* **Material to process**:
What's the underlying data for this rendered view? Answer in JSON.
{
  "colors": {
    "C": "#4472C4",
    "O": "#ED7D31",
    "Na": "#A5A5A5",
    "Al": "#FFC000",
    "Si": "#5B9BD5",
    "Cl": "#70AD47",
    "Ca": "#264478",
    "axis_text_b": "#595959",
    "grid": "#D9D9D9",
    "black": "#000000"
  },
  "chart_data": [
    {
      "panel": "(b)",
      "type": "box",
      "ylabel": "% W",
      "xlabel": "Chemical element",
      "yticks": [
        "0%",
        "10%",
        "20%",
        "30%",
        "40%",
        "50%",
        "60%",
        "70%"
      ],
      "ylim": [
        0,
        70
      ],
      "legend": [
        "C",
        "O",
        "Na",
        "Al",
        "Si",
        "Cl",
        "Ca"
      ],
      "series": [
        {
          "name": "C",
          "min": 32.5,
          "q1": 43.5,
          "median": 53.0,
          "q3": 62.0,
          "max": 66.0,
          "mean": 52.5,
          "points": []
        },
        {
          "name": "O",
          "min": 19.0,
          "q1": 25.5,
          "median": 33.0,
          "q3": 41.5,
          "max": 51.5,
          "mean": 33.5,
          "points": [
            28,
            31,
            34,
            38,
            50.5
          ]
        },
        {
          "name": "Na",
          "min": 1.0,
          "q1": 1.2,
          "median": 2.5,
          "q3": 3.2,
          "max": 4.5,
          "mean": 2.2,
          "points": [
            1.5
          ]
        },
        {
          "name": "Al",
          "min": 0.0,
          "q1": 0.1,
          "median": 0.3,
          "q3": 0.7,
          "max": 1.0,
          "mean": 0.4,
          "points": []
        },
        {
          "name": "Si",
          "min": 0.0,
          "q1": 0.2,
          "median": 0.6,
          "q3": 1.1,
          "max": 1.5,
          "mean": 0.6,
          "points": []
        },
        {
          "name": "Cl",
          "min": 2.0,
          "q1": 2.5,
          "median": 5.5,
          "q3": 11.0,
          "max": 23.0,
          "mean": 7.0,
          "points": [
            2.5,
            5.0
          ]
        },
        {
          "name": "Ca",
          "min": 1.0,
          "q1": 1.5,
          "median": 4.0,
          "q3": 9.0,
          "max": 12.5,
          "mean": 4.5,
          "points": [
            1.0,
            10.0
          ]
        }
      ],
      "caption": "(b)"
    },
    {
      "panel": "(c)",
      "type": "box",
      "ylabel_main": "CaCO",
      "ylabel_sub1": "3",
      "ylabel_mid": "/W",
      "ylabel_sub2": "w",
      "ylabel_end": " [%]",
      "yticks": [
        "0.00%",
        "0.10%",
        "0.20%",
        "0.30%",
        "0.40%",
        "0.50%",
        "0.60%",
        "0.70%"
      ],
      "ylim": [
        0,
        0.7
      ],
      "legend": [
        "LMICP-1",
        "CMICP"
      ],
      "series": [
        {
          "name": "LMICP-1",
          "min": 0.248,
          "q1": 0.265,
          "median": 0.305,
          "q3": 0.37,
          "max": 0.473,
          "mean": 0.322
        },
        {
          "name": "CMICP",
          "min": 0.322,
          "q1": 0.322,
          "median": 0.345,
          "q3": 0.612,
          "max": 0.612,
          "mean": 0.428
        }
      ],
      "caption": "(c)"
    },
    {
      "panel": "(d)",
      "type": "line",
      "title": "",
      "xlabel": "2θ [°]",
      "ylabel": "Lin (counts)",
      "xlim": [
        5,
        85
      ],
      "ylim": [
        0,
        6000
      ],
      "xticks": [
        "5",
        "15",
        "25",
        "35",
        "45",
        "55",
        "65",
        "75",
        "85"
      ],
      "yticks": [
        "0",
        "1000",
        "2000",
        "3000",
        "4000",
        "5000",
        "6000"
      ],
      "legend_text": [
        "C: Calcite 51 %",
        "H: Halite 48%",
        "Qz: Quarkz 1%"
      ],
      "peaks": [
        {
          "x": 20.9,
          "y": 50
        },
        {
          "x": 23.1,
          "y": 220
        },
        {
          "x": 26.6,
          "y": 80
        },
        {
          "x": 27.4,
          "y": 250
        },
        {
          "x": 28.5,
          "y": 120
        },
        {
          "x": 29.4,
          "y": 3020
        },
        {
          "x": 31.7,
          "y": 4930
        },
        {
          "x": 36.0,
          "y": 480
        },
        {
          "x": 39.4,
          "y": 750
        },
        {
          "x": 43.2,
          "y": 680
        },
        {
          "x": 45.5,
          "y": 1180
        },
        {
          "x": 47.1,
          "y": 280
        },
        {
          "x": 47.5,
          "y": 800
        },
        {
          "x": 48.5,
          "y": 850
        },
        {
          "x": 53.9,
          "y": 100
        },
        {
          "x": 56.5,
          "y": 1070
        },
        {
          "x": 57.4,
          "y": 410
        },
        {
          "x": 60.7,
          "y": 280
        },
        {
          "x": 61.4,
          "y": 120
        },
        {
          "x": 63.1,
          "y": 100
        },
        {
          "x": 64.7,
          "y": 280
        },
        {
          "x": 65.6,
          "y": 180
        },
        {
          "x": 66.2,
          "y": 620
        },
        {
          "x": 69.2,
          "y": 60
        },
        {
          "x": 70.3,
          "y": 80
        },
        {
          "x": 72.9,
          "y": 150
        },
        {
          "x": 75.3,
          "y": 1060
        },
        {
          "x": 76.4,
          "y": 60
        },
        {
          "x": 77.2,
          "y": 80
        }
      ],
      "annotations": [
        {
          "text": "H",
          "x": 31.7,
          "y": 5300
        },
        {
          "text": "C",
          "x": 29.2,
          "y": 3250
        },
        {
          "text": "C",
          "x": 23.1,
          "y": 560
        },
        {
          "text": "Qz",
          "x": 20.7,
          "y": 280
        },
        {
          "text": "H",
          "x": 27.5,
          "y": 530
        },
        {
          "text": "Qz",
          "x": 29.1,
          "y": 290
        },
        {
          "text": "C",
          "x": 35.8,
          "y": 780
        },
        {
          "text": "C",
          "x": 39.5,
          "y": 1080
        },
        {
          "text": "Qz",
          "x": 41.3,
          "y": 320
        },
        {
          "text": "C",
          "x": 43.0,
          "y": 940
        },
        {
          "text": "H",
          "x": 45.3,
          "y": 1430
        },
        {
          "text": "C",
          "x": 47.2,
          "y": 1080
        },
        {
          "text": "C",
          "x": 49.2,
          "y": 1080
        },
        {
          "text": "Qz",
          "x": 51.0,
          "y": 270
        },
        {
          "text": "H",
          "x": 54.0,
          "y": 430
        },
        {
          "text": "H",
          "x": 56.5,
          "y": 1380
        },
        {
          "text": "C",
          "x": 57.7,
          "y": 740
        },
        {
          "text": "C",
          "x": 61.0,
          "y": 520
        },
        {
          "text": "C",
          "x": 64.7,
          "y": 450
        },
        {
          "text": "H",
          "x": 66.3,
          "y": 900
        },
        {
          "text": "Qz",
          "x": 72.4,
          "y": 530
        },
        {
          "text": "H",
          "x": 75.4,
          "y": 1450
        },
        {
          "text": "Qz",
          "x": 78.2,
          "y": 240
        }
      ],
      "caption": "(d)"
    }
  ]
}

* **Description of the task**: Filter the listing for the word "name" and copy every line that holds it.

* **Reply to the exercise**:
          "name": "C",
          "name": "O",
          "name": "Na",
          "name": "Al",
          "name": "Si",
          "name": "Cl",
          "name": "Ca",
          "name": "LMICP-1",
          "name": "CMICP",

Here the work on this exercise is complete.